__MATERIAL FOR THE TASK__.
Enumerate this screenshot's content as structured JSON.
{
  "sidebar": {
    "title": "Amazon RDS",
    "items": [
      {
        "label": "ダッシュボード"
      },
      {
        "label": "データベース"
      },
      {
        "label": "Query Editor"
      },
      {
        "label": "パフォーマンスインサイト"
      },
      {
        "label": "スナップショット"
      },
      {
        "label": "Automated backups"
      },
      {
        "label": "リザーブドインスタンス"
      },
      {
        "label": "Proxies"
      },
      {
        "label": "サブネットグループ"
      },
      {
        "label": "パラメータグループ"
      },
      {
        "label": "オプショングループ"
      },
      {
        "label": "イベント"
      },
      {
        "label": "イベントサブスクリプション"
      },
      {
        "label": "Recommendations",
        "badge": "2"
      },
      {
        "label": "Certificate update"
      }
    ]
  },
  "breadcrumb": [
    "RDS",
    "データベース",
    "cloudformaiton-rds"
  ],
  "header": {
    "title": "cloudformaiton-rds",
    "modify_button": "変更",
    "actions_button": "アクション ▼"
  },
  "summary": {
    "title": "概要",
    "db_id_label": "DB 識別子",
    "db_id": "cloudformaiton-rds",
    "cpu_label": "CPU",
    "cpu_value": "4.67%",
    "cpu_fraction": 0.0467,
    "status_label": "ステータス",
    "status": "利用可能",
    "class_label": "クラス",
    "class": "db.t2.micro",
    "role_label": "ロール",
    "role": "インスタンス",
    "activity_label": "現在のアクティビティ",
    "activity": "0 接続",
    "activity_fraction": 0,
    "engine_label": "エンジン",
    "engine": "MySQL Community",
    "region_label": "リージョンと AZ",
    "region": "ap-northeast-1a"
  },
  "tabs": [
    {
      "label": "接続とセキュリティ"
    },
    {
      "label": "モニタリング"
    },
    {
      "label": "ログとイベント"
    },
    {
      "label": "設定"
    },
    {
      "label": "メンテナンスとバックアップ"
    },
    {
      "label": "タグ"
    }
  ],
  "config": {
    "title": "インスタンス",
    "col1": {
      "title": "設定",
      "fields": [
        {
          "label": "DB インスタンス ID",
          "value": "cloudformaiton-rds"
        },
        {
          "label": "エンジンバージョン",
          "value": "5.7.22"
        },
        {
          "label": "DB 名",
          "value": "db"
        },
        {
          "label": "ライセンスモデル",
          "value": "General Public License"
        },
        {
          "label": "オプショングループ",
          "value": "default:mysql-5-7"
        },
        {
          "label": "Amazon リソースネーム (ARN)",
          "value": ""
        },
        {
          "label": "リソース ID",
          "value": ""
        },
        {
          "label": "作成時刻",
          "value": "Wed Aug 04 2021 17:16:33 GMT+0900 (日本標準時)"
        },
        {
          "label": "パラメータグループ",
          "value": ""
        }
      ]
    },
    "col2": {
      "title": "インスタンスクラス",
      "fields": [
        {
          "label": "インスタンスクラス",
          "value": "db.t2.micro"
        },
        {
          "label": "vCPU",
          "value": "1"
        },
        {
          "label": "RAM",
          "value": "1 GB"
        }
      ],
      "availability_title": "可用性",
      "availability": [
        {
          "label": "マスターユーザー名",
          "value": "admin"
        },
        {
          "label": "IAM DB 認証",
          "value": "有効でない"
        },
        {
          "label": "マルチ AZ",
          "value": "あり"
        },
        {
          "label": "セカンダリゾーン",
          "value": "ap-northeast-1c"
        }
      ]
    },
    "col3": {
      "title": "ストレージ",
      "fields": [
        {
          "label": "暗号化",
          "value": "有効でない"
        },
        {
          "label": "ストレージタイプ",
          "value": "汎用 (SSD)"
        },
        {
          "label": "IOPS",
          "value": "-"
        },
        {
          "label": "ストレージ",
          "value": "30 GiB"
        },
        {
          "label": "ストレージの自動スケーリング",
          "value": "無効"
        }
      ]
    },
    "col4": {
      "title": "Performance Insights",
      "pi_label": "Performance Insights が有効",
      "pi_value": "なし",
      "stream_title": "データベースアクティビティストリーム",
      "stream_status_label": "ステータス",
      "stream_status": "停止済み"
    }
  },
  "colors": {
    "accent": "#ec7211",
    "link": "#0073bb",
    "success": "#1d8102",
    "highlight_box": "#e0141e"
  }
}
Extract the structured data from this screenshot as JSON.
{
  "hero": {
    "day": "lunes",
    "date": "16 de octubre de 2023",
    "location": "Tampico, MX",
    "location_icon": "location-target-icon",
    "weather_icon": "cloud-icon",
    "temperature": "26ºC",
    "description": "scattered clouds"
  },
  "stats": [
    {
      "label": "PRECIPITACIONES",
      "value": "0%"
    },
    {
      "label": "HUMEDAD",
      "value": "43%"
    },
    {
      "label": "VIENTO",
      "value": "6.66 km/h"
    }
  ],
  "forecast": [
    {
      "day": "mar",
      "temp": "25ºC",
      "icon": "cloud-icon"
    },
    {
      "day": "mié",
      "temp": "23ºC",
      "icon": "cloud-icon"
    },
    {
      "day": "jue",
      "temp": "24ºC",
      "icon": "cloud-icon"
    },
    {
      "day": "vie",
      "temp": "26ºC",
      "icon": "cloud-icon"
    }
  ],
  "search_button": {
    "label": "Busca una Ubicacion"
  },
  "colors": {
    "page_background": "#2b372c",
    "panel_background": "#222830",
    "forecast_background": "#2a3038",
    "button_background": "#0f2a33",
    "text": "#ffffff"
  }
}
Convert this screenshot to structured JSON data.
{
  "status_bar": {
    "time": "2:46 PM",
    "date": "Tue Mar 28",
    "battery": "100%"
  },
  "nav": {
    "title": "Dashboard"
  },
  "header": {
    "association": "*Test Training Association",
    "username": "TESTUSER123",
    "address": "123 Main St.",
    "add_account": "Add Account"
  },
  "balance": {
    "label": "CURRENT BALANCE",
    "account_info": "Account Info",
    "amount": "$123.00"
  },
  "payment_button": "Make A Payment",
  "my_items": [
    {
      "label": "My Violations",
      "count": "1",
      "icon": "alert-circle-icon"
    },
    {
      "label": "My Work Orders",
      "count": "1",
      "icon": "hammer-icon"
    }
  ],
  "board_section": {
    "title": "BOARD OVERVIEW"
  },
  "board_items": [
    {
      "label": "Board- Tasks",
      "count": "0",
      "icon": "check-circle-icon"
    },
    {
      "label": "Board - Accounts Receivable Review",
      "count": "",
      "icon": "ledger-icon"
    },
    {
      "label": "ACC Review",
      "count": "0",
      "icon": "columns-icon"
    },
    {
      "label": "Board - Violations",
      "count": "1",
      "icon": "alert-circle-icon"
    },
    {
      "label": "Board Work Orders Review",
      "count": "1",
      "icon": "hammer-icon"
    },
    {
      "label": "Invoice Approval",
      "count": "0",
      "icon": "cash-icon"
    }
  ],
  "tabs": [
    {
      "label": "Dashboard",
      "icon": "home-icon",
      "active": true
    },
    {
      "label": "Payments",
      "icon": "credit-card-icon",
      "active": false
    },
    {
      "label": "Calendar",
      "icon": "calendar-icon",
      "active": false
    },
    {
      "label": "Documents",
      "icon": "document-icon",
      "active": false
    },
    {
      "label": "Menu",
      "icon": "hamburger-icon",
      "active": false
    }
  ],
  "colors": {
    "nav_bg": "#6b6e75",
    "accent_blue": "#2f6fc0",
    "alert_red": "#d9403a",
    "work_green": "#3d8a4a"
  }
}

__YOUR GOAL__. Using the listing above, pull out all lines that hold the word "Violations".

__THE COMPLETED TASK__.
      "label": "My Violations",
      "label": "Board - Violations",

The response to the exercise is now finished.